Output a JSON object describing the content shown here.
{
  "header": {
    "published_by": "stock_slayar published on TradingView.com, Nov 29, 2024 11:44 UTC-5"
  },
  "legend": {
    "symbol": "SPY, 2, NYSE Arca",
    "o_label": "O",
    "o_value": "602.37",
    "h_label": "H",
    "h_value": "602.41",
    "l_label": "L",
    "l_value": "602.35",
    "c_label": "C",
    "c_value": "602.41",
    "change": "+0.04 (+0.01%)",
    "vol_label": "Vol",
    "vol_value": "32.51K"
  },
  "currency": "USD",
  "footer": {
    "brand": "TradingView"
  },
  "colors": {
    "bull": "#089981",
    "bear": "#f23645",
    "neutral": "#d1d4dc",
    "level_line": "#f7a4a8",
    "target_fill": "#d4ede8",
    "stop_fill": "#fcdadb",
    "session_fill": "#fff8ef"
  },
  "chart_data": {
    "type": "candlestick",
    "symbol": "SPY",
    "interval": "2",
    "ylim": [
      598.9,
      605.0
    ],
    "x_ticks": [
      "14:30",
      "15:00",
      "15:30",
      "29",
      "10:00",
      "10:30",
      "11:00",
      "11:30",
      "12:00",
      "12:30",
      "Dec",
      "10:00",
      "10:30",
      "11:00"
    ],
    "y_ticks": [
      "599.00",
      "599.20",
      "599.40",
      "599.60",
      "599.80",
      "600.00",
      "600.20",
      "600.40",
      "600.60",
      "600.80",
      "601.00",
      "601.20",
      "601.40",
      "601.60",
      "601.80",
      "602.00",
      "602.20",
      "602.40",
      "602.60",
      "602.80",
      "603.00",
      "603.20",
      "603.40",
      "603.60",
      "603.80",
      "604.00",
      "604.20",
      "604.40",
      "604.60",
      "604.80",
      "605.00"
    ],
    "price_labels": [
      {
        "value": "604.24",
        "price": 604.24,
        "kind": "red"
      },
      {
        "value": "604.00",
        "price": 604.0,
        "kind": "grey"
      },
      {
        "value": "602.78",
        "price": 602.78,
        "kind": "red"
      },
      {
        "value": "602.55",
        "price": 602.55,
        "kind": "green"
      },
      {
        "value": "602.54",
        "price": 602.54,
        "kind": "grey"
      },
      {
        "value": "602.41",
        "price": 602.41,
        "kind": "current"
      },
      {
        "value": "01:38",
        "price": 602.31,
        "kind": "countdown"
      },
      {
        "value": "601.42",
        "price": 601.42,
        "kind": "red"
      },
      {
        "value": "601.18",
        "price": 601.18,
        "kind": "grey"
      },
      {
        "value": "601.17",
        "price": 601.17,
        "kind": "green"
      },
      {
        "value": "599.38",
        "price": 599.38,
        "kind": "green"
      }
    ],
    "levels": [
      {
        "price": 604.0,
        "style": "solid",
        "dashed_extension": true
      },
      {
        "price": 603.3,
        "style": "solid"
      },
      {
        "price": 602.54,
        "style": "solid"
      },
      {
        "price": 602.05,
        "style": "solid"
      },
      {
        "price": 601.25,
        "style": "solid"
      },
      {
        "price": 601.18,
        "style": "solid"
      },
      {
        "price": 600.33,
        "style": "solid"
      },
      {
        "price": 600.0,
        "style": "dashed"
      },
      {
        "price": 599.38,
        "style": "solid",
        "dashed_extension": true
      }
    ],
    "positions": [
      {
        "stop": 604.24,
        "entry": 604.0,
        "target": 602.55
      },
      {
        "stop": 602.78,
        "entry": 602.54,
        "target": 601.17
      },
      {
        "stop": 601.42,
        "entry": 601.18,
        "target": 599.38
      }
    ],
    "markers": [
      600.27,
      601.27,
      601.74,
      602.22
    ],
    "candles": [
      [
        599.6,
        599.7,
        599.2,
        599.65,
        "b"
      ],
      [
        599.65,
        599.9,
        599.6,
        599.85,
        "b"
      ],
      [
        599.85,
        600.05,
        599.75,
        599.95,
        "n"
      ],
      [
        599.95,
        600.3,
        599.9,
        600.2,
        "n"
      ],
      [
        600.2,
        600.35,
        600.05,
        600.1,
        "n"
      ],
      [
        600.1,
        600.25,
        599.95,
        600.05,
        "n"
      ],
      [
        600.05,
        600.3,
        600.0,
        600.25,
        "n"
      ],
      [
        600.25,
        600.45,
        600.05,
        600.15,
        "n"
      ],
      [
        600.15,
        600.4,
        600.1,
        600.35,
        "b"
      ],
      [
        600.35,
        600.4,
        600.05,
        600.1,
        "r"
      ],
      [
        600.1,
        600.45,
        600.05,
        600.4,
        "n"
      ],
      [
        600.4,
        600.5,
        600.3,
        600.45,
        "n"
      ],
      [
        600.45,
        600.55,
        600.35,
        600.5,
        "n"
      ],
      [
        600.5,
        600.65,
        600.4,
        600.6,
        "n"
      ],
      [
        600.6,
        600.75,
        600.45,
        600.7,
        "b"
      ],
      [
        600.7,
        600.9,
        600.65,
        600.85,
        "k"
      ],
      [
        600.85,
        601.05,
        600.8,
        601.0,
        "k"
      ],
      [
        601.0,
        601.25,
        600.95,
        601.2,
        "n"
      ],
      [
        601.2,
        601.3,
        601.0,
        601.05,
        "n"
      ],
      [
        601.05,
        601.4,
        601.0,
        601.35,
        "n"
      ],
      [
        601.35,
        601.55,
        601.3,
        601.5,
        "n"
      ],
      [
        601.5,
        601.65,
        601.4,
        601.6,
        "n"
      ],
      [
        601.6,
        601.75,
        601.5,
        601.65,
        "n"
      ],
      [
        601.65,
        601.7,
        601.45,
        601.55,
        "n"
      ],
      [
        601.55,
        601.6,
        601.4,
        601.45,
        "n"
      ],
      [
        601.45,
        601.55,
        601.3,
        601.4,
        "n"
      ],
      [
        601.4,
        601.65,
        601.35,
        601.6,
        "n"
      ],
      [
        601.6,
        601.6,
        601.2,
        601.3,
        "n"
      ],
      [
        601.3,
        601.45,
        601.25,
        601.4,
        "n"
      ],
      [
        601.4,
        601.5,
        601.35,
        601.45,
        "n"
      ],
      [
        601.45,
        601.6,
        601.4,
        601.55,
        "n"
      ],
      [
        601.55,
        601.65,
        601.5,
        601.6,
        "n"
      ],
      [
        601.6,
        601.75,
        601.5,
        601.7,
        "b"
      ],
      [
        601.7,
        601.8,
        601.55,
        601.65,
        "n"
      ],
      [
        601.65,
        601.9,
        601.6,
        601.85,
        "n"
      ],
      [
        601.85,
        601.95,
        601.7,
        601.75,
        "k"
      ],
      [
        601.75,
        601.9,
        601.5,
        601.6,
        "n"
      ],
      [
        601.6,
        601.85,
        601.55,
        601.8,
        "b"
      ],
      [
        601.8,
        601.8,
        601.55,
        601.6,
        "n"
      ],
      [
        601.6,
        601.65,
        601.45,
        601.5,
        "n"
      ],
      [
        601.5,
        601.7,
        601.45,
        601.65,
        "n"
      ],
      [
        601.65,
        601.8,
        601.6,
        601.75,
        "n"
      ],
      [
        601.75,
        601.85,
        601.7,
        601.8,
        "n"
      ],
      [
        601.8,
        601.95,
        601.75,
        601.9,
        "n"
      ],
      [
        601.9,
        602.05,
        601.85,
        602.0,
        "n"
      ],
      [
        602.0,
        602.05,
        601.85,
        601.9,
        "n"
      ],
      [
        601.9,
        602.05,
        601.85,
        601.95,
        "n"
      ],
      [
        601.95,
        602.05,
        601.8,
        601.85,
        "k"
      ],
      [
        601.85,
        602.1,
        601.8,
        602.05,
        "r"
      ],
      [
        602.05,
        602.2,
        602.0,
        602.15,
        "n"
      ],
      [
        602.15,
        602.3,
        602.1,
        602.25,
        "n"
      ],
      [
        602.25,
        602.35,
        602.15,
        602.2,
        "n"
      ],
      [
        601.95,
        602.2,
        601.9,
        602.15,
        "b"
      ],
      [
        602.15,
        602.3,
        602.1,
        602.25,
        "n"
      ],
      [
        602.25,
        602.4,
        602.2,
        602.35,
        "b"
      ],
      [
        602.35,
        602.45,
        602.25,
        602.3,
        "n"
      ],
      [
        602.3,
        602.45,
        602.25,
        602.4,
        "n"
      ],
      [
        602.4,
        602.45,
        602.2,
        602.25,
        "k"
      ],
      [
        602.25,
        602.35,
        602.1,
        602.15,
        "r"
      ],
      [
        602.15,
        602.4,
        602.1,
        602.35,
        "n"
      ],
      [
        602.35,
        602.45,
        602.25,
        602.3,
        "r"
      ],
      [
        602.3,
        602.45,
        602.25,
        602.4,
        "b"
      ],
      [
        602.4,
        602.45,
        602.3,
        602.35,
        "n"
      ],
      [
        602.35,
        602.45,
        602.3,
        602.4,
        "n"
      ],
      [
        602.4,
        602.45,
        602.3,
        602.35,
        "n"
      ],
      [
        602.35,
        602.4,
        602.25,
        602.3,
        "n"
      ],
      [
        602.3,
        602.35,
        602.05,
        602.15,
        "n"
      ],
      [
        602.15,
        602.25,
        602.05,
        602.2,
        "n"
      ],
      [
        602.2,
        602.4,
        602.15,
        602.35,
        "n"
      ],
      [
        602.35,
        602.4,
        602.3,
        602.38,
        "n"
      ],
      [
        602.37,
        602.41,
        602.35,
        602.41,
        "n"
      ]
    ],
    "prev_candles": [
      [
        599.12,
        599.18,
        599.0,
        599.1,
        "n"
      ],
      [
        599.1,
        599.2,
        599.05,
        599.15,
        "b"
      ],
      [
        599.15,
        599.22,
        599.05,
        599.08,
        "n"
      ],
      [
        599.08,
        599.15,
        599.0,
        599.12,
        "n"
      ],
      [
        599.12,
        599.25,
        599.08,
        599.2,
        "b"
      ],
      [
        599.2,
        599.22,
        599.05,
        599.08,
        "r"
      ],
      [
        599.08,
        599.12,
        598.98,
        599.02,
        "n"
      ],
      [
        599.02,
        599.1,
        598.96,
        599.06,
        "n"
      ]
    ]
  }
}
....
Pull out each line of the listing that holds the string "TradingView".

*THE RESULT:*
    "published_by": "stock_slayar published on TradingView.com, Nov 29, 2024 11:44 UTC-5"
    "brand": "TradingView"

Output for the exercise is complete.